▶ Work request 1: According to the abstract on brachiopod body size, what fossil trait is more reliably preserved than ecology, physiology, or life history?
▶ Work request 2: Extend the abstract on brachiopod body size through the Phanerozoic, picking up after its last sentence.

▶ Selected passage:
□ □ □ □ □ □ □

GSA Connects 2023 Meeting in Pittsburgh, Pennsylvania

Paper No. 211-5
Presentation Time: 9:05 AM

BRACHIOPOD BODY SIZE THROUGH THE PHANEROZOIC: MASS EXTINCTIONS PUNCTUATE LONG-TERM TRENDS AND ALTER EVOLUTIONARY MODE


SCLAFANI, Judith and CARLSON, Sandra J., Earth and Planetary Sciences, University of California, Davis, One Shields Avenue, Davis, CA 95616

Body size is an important organismal trait that relates to almost every ecological, physiological, and life history process and can vary predictably with environmental conditions. For most fossil organisms, size is more reliably preserved than ecology, physiology, or life history and is easier to measure than environmental parameters. Biological expectations for size change over multiple scales of space and time and provide a framework for evaluating otherwise unknowable traits of extinct animals.

Brachiopods are one of the most diverse, abundant, and long-ranging clades in the marine fossil record. However, most brachiopod species are extinct, limiting our ability to understand the amount of ecological, physiological, and ontogenetic variation within the phylum. We can begin to address these limitations by quantifying body size, a trait that is often as well-preserved as brachiopod shells are themselves.

□ □ □ □ □ □ □

▶ Entries shown:
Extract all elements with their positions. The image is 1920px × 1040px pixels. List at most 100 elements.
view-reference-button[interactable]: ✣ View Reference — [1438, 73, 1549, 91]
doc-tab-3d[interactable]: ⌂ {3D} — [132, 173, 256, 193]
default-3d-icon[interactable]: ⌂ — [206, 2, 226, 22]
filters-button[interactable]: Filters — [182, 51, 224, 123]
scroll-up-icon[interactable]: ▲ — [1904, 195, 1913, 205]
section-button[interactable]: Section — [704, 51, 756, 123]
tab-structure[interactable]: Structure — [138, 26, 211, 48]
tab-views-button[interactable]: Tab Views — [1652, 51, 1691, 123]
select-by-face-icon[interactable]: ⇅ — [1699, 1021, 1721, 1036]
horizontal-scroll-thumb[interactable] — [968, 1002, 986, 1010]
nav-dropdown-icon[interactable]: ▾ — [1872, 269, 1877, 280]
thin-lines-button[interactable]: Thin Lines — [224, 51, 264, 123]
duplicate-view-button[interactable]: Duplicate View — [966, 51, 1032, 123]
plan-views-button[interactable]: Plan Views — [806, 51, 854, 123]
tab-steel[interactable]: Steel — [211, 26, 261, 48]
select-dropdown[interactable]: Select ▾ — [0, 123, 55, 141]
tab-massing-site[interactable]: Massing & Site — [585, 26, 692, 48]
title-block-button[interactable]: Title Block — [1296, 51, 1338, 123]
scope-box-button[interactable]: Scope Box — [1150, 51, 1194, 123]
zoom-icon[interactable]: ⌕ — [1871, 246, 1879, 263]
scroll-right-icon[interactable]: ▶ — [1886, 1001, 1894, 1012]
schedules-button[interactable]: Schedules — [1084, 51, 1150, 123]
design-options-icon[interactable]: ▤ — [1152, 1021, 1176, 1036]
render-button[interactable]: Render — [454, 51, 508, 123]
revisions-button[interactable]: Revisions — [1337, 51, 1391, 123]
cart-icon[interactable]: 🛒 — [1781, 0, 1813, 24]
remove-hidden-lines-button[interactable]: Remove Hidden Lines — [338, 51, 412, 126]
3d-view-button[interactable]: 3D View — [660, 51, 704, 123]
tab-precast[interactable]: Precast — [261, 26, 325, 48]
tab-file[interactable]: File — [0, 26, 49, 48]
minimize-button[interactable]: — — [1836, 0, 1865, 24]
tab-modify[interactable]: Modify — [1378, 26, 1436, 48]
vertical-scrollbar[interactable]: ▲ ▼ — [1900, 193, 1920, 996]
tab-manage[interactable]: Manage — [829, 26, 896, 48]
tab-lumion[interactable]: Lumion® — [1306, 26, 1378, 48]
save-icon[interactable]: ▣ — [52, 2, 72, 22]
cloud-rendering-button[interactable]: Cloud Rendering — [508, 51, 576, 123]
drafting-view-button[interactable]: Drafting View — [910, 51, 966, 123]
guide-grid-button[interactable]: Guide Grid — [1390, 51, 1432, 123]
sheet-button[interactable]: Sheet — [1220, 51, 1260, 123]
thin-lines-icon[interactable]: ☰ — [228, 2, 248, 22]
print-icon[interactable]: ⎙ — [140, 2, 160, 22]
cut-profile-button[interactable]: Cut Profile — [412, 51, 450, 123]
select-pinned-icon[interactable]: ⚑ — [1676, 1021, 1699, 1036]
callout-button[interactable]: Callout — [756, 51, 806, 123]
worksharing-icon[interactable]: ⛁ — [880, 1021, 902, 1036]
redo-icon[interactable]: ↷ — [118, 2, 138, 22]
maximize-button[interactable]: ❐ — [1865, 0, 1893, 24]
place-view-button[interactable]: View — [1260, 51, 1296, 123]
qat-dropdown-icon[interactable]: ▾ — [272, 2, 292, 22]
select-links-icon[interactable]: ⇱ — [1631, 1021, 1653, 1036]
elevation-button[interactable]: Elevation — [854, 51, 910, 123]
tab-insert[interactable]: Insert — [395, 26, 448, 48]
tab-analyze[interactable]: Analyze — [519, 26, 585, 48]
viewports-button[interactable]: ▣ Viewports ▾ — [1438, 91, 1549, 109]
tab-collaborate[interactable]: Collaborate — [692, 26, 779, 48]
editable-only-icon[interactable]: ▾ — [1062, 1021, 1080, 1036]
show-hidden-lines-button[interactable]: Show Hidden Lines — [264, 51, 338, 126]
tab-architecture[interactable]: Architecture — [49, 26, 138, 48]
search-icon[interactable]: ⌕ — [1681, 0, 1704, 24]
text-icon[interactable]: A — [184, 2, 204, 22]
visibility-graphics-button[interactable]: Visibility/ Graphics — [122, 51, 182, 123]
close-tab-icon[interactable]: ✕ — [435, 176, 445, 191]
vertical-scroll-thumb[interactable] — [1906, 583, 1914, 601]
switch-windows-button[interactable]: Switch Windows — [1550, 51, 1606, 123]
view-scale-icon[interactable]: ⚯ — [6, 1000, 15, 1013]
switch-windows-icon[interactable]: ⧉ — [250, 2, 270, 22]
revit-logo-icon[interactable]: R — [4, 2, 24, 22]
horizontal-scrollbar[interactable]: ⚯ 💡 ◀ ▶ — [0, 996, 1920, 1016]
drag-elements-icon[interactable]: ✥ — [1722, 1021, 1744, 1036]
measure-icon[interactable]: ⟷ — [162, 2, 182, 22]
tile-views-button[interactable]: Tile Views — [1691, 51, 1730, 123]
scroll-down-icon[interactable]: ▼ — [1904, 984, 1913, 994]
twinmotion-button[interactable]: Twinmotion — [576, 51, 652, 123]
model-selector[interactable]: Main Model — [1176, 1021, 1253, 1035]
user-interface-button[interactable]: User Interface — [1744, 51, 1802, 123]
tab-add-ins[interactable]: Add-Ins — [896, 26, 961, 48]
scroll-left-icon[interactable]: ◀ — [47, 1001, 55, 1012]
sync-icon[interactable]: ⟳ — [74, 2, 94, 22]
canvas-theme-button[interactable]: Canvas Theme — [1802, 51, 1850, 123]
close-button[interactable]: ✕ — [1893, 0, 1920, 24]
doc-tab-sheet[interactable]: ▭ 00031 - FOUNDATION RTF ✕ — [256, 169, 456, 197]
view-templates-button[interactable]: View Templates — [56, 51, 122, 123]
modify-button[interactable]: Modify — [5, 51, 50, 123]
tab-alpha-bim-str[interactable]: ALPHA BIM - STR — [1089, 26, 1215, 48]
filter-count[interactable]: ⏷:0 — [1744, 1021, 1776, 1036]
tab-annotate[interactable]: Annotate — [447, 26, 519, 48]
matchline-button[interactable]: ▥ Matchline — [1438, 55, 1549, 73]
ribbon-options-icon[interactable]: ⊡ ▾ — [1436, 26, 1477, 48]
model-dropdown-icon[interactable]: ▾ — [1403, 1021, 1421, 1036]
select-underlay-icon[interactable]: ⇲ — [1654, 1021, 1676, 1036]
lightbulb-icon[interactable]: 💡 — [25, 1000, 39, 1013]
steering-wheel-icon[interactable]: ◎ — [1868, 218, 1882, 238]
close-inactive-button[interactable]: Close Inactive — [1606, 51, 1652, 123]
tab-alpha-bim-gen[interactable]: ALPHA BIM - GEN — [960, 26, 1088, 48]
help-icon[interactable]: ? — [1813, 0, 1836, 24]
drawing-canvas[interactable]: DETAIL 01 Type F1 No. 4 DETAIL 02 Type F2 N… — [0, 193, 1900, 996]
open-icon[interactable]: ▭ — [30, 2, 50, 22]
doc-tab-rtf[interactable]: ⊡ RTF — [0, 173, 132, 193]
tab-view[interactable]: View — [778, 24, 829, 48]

□ □ □ □ □ □ □

▶ Task result 1: Body size.

▶ Task result 2:
In this study, we use the R package paleoTS to fit Phanerozoic trends in brachiopod body size (measured as biovolume from a previously published dataset) to common evolutionary models. Trait mean and variance are the parameters used; through model-fitting, we ask how do they vary over time? To do this, genus biovolume mean and variance were calculated within 5 Myr bins over the stratigraphic range of each brachiopod order and superfamily. Change in biovolume mean for each taxon was fit to biased random walk, unbiased random walk, stasis, Ornstein-Uhlenbeck, and punctuated models. Punctuated models included those where an abrupt change in mean coincided with a shift between an unbiased or biased random walk and stasis.

Akaike weights indicate that for most orders (81%), support is greatest for models that include a punctuation and a shift in evolutionary model. Models with a punctuation and shift are also best supported among superfamilies (40%), although an unbiased random walk is a close second (35%). Interestingly, support for a punctuated model is strongly correlated with stratigraphic range length, and punctuations tend to occur at mass extinction boundaries. Comparing patterns in body size evolution with occurrence data in a taxonomic and phylogenetic context will clarify how extinctions and recoveries impacted brachiopod diversity and evolutionary dynamics.